• **Exercise task**
Records follow. Copy every line with "grid".

------ Material ------

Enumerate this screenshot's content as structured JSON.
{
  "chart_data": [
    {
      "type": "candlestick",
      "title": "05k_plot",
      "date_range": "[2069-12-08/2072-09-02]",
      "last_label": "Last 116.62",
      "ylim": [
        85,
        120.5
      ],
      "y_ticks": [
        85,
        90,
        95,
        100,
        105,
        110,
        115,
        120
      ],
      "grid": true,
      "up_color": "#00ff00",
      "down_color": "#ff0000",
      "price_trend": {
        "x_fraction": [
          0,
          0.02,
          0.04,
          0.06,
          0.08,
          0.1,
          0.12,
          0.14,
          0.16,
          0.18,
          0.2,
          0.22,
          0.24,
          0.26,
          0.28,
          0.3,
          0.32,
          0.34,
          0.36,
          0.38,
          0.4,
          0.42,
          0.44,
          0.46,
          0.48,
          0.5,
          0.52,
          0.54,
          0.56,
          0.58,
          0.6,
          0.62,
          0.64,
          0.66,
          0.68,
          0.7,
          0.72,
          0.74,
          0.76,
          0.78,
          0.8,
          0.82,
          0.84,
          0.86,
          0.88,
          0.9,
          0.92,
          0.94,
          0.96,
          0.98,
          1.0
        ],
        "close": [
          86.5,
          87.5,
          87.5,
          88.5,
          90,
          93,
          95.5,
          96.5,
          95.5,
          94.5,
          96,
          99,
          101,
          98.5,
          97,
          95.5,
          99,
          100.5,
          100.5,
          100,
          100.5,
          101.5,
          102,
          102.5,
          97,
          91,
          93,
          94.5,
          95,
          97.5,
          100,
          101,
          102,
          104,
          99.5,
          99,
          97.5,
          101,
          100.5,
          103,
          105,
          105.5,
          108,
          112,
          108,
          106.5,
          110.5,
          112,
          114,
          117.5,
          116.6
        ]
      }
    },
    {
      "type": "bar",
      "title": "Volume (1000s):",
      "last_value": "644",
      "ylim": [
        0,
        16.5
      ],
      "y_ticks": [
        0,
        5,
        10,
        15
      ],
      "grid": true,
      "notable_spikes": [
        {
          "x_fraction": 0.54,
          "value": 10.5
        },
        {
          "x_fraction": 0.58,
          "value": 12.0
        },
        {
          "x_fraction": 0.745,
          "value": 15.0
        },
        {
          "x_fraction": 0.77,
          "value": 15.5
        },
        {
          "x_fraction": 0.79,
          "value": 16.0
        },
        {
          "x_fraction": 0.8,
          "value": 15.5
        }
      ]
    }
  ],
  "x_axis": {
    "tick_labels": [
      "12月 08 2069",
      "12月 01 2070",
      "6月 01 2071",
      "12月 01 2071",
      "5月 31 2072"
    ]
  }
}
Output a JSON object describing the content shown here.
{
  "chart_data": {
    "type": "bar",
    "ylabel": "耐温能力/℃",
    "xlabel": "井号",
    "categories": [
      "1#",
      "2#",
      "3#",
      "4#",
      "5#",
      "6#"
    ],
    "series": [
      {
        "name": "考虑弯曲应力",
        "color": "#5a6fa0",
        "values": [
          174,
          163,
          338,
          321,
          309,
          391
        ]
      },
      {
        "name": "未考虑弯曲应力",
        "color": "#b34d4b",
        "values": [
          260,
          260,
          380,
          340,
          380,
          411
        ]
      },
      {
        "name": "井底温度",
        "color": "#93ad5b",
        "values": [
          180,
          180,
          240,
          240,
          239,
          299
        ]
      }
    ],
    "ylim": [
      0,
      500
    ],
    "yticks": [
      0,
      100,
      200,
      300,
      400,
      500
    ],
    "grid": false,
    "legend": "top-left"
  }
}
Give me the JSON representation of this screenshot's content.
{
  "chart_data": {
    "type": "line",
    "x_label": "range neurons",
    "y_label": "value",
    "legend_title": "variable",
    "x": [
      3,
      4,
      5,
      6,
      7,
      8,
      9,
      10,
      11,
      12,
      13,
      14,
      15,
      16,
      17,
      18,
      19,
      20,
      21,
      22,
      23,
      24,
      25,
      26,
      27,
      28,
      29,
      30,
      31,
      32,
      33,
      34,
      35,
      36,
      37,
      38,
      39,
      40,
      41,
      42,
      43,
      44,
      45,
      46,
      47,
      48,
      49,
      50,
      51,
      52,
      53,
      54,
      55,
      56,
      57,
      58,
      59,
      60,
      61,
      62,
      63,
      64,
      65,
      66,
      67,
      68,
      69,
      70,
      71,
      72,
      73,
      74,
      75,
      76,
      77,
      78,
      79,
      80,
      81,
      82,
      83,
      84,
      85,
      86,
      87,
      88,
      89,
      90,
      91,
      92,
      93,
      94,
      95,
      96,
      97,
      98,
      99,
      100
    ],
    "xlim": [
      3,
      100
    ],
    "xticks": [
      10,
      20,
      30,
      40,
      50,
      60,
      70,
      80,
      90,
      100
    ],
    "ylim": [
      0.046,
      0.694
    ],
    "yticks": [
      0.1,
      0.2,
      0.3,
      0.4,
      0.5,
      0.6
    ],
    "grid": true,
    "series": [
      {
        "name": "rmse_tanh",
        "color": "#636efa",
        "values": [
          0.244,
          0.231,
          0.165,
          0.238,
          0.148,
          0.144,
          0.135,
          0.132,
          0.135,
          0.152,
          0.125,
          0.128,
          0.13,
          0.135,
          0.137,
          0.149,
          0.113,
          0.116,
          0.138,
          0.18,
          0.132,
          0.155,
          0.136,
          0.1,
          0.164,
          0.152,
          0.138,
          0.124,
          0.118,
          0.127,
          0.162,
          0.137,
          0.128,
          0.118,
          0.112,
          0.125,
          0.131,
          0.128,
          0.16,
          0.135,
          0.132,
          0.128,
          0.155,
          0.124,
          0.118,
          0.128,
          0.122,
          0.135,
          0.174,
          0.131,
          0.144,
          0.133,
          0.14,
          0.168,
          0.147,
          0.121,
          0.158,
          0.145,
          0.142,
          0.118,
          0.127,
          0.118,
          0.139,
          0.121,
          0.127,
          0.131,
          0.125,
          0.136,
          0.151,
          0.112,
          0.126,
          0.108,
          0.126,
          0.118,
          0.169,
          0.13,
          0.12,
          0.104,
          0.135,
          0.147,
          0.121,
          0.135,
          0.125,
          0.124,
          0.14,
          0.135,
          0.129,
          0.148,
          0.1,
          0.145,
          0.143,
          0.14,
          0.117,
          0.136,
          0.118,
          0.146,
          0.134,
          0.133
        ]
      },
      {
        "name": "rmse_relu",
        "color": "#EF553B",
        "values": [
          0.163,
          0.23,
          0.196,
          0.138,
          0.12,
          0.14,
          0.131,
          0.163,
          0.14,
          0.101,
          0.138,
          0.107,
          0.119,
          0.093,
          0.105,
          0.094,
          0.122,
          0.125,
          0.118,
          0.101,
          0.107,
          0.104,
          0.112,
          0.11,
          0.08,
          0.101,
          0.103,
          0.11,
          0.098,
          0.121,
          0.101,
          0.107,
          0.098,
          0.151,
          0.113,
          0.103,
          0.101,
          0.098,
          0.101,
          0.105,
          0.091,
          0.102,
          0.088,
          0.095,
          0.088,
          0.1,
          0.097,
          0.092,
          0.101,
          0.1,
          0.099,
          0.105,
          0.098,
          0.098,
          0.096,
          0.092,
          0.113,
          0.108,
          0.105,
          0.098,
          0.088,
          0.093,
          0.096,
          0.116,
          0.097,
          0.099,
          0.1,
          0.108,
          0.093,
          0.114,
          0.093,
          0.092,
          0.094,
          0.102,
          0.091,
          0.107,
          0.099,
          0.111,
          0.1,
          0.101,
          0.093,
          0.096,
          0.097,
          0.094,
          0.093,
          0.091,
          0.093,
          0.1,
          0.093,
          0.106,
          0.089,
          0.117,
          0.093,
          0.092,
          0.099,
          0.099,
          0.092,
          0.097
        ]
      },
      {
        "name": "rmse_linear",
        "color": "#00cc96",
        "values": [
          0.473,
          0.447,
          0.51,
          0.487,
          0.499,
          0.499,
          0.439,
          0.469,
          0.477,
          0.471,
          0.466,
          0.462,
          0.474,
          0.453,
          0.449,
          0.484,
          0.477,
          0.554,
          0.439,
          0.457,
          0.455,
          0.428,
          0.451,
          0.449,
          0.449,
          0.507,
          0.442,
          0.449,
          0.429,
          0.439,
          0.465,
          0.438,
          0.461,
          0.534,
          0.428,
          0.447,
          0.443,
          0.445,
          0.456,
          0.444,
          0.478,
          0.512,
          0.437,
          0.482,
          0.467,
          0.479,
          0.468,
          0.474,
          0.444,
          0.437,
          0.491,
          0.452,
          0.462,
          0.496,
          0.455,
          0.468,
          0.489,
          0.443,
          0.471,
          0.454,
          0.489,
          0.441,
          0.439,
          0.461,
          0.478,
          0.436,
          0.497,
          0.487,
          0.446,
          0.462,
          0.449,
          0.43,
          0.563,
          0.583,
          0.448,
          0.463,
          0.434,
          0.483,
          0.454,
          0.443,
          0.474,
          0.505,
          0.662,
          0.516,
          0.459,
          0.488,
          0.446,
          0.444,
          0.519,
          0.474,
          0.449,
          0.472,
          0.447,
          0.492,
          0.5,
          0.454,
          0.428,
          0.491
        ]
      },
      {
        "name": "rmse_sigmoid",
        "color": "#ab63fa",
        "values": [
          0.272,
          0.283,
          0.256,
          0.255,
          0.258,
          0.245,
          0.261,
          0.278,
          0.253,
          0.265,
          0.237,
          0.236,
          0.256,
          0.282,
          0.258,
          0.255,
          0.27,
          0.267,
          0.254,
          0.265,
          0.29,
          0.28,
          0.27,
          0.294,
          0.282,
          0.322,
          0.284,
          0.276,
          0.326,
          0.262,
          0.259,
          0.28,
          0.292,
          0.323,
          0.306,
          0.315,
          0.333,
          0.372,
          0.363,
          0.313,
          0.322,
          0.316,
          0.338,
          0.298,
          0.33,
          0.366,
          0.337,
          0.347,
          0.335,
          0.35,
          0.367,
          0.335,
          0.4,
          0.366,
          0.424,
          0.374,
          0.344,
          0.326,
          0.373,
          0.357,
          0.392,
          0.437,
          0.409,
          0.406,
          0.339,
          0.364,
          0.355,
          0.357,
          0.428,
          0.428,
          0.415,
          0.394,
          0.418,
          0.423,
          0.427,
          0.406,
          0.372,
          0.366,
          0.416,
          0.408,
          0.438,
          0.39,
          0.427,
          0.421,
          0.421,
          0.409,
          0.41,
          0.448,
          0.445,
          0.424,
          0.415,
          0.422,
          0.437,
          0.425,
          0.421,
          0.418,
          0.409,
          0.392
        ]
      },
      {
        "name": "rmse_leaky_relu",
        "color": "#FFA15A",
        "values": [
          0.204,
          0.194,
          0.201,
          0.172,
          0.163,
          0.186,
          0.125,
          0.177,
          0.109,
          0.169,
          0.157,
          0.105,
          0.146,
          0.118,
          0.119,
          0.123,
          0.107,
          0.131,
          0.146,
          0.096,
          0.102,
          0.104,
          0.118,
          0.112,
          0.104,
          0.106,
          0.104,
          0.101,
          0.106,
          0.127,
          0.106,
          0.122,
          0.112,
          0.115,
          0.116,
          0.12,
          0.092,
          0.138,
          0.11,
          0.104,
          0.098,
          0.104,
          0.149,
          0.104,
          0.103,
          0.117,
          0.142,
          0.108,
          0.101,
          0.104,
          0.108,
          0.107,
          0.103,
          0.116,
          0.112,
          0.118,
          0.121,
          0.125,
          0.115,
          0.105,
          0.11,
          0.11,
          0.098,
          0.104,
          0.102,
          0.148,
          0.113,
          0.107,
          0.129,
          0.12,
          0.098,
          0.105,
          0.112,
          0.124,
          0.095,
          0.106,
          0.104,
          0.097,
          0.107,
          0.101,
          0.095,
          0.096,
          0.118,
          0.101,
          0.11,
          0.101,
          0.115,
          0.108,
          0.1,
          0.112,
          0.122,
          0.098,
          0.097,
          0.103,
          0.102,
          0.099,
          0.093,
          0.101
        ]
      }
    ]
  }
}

------

• **Response to this task**
      "grid": true,
      "grid": true,
    "grid": false,
    "grid": true,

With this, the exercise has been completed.